--- REQUIRED WORK ---
Each entry that follows must be output without any deviation.

# START OF RECORDED DATA

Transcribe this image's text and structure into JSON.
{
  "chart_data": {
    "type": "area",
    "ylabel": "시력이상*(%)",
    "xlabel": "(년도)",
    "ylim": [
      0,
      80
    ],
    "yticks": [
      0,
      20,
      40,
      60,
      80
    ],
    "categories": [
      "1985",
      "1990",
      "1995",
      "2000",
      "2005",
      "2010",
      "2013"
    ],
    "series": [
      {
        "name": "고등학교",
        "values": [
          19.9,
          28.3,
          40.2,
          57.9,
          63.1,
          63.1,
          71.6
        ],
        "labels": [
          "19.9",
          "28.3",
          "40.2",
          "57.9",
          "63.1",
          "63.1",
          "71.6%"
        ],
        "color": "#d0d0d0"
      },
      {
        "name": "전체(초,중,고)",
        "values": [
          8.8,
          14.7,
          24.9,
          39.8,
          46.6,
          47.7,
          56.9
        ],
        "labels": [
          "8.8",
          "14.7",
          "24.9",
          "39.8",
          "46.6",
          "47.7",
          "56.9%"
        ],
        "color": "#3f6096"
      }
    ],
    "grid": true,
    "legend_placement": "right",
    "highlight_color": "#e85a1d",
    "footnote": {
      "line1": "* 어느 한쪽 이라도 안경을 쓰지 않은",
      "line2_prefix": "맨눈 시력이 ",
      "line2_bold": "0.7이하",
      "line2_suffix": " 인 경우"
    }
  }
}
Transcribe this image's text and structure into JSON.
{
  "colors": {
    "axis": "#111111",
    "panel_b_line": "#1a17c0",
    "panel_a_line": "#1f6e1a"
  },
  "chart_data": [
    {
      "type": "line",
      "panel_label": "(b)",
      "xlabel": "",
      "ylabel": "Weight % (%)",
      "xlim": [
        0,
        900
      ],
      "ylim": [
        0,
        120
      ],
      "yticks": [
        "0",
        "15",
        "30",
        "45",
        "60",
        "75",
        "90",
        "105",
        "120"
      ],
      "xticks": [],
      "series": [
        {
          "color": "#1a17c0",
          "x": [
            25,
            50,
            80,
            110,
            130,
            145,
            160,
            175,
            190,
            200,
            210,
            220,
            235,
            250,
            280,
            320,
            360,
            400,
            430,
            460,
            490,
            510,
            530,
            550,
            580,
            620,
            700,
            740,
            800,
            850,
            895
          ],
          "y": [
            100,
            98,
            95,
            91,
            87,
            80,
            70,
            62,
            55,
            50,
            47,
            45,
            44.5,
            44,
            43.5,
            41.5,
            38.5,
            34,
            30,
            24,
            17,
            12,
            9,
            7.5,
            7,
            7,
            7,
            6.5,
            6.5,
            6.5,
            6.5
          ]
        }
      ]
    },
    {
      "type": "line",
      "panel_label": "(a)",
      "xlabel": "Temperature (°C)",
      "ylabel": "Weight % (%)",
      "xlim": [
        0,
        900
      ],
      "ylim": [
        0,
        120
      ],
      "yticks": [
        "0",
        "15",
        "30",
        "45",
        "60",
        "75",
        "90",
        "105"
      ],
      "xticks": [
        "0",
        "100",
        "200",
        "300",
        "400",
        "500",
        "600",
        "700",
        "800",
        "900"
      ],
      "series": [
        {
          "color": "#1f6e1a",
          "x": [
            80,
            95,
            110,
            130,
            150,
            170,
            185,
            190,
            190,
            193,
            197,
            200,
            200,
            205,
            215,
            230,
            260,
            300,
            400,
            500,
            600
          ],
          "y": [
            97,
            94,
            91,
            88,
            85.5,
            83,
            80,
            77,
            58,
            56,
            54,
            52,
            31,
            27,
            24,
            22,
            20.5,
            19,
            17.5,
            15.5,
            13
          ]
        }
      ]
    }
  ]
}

# END OF RECORDED DATA

--- COMPLETED EXERCISE ---
Transcribe this image's text and structure into JSON.
{
  "chart_data": {
    "type": "area",
    "ylabel": "시력이상*(%)",
    "xlabel": "(년도)",
    "ylim": [
      0,
      80
    ],
    "yticks": [
      0,
      20,
      40,
      60,
      80
    ],
    "categories": [
      "1985",
      "1990",
      "1995",
      "2000",
      "2005",
      "2010",
      "2013"
    ],
    "series": [
      {
        "name": "고등학교",
        "values": [
          19.9,
          28.3,
          40.2,
          57.9,
          63.1,
          63.1,
          71.6
        ],
        "labels": [
          "19.9",
          "28.3",
          "40.2",
          "57.9",
          "63.1",
          "63.1",
          "71.6%"
        ],
        "color": "#d0d0d0"
      },
      {
        "name": "전체(초,중,고)",
        "values": [
          8.8,
          14.7,
          24.9,
          39.8,
          46.6,
          47.7,
          56.9
        ],
        "labels": [
          "8.8",
          "14.7",
          "24.9",
          "39.8",
          "46.6",
          "47.7",
          "56.9%"
        ],
        "color": "#3f6096"
      }
    ],
    "grid": true,
    "legend_placement": "right",
    "highlight_color": "#e85a1d",
    "footnote": {
      "line1": "* 어느 한쪽 이라도 안경을 쓰지 않은",
      "line2_prefix": "맨눈 시력이 ",
      "line2_bold": "0.7이하",
      "line2_suffix": " 인 경우"
    }
  }
}
Transcribe this image's text and structure into JSON.
{
  "colors": {
    "axis": "#111111",
    "panel_b_line": "#1a17c0",
    "panel_a_line": "#1f6e1a"
  },
  "chart_data": [
    {
      "type": "line",
      "panel_label": "(b)",
      "xlabel": "",
      "ylabel": "Weight % (%)",
      "xlim": [
        0,
        900
      ],
      "ylim": [
        0,
        120
      ],
      "yticks": [
        "0",
        "15",
        "30",
        "45",
        "60",
        "75",
        "90",
        "105",
        "120"
      ],
      "xticks": [],
      "series": [
        {
          "color": "#1a17c0",
          "x": [
            25,
            50,
            80,
            110,
            130,
            145,
            160,
            175,
            190,
            200,
            210,
            220,
            235,
            250,
            280,
            320,
            360,
            400,
            430,
            460,
            490,
            510,
            530,
            550,
            580,
            620,
            700,
            740,
            800,
            850,
            895
          ],
          "y": [
            100,
            98,
            95,
            91,
            87,
            80,
            70,
            62,
            55,
            50,
            47,
            45,
            44.5,
            44,
            43.5,
            41.5,
            38.5,
            34,
            30,
            24,
            17,
            12,
            9,
            7.5,
            7,
            7,
            7,
            6.5,
            6.5,
            6.5,
            6.5
          ]
        }
      ]
    },
    {
      "type": "line",
      "panel_label": "(a)",
      "xlabel": "Temperature (°C)",
      "ylabel": "Weight % (%)",
      "xlim": [
        0,
        900
      ],
      "ylim": [
        0,
        120
      ],
      "yticks": [
        "0",
        "15",
        "30",
        "45",
        "60",
        "75",
        "90",
        "105"
      ],
      "xticks": [
        "0",
        "100",
        "200",
        "300",
        "400",
        "500",
        "600",
        "700",
        "800",
        "900"
      ],
      "series": [
        {
          "color": "#1f6e1a",
          "x": [
            80,
            95,
            110,
            130,
            150,
            170,
            185,
            190,
            190,
            193,
            197,
            200,
            200,
            205,
            215,
            230,
            260,
            300,
            400,
            500,
            600
          ],
          "y": [
            97,
            94,
            91,
            88,
            85.5,
            83,
            80,
            77,
            58,
            56,
            54,
            52,
            31,
            27,
            24,
            22,
            20.5,
            19,
            17.5,
            15.5,
            13
          ]
        }
      ]
    }
  ]
}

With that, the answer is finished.